(Records from a collection)

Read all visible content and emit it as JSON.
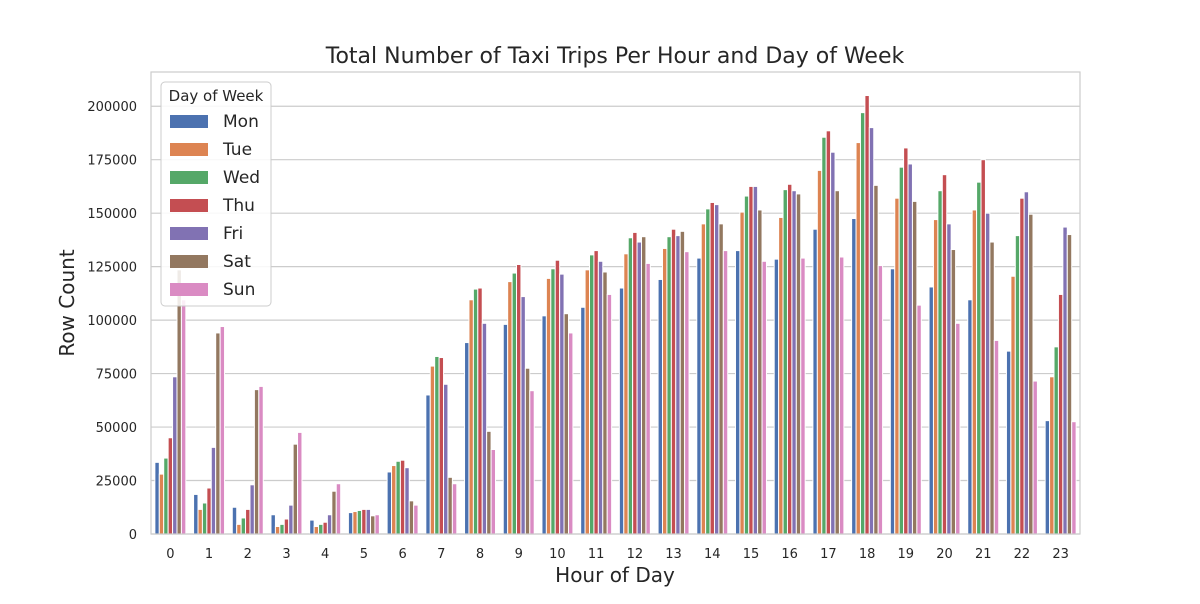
{
  "chart_data": {
    "type": "bar",
    "title": "Total Number of Taxi Trips Per Hour and Day of Week",
    "xlabel": "Hour of Day",
    "ylabel": "Row Count",
    "ylim": [
      0,
      216000
    ],
    "yticks": [
      0,
      25000,
      50000,
      75000,
      100000,
      125000,
      150000,
      175000,
      200000
    ],
    "grid": "horizontal",
    "legend": {
      "title": "Day of Week",
      "placement": "top-left"
    },
    "categories": [
      "0",
      "1",
      "2",
      "3",
      "4",
      "5",
      "6",
      "7",
      "8",
      "9",
      "10",
      "11",
      "12",
      "13",
      "14",
      "15",
      "16",
      "17",
      "18",
      "19",
      "20",
      "21",
      "22",
      "23"
    ],
    "series": [
      {
        "name": "Mon",
        "color": "#4c72b0",
        "values": [
          33500,
          18500,
          12500,
          9000,
          6500,
          10000,
          29000,
          65000,
          89500,
          98000,
          102000,
          106000,
          115000,
          119000,
          129000,
          132500,
          128500,
          142500,
          147500,
          124000,
          115500,
          109500,
          85500,
          53000
        ]
      },
      {
        "name": "Tue",
        "color": "#dd8452",
        "values": [
          28000,
          11500,
          4500,
          3500,
          3500,
          10500,
          32000,
          78500,
          109500,
          118000,
          119500,
          123500,
          131000,
          133500,
          145000,
          150500,
          148000,
          170000,
          183000,
          157000,
          147000,
          151500,
          120500,
          73500
        ]
      },
      {
        "name": "Wed",
        "color": "#55a868",
        "values": [
          35500,
          14500,
          7500,
          4500,
          4500,
          11000,
          34000,
          83000,
          114500,
          122000,
          124000,
          130500,
          138500,
          139000,
          152000,
          158000,
          161000,
          185500,
          197000,
          171500,
          160500,
          164500,
          139500,
          87500
        ]
      },
      {
        "name": "Thu",
        "color": "#c44e52",
        "values": [
          45000,
          21500,
          11500,
          7000,
          5500,
          11500,
          34500,
          82500,
          115000,
          126000,
          128000,
          132500,
          141000,
          142500,
          155000,
          162500,
          163500,
          188500,
          205000,
          180500,
          168000,
          175000,
          157000,
          112000
        ]
      },
      {
        "name": "Fri",
        "color": "#8172b3",
        "values": [
          73500,
          40500,
          23000,
          13500,
          9000,
          11500,
          31000,
          70000,
          98500,
          111000,
          121500,
          127500,
          136500,
          139500,
          154000,
          162500,
          160500,
          178500,
          190000,
          173000,
          145000,
          150000,
          160000,
          143500
        ]
      },
      {
        "name": "Sat",
        "color": "#937860",
        "values": [
          123500,
          94000,
          67500,
          42000,
          20000,
          8500,
          15500,
          26500,
          48000,
          77500,
          103000,
          122500,
          139000,
          141500,
          145000,
          151500,
          159000,
          160500,
          163000,
          155500,
          133000,
          136500,
          149500,
          140000
        ]
      },
      {
        "name": "Sun",
        "color": "#da8bc3",
        "values": [
          109500,
          97000,
          69000,
          47500,
          23500,
          9000,
          13500,
          23500,
          39500,
          67000,
          94000,
          112000,
          126500,
          132000,
          132500,
          127500,
          129000,
          129500,
          125500,
          107000,
          98500,
          90500,
          71500,
          52500
        ]
      }
    ]
  }
}
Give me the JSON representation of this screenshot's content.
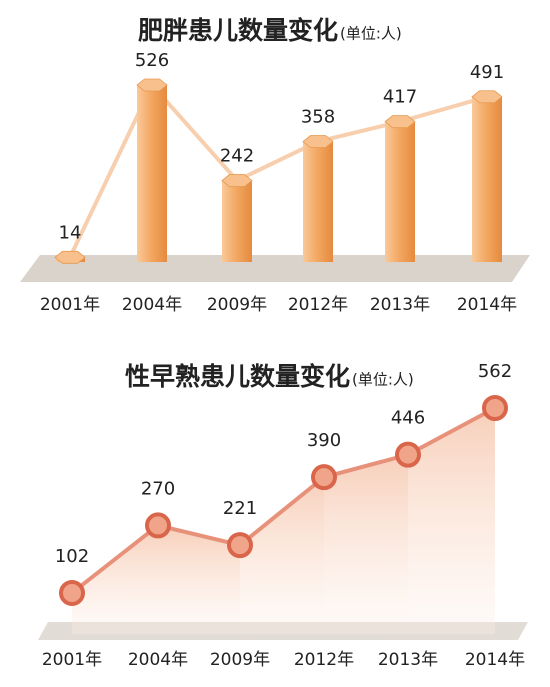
{
  "chart_data": [
    {
      "type": "bar",
      "title": "肥胖患儿数量变化",
      "subtitle": "(单位:人)",
      "categories": [
        "2001年",
        "2004年",
        "2009年",
        "2012年",
        "2013年",
        "2014年"
      ],
      "values": [
        14,
        526,
        242,
        358,
        417,
        491
      ],
      "color": "#f2a35e",
      "line_color": "#f7cfae"
    },
    {
      "type": "line",
      "title": "性早熟患儿数量变化",
      "subtitle": "(单位:人)",
      "categories": [
        "2001年",
        "2004年",
        "2009年",
        "2012年",
        "2013年",
        "2014年"
      ],
      "values": [
        102,
        270,
        221,
        390,
        446,
        562
      ],
      "color": "#e8917a",
      "fill": true
    }
  ]
}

* [WORK TO COMPLETE] Find each line holding "Week". Copy it out.

* [SOLUTION BELOW]
    "title": "Total Number of Taxi Trips Per Hour and Day of Week",
      "title": "Day of Week",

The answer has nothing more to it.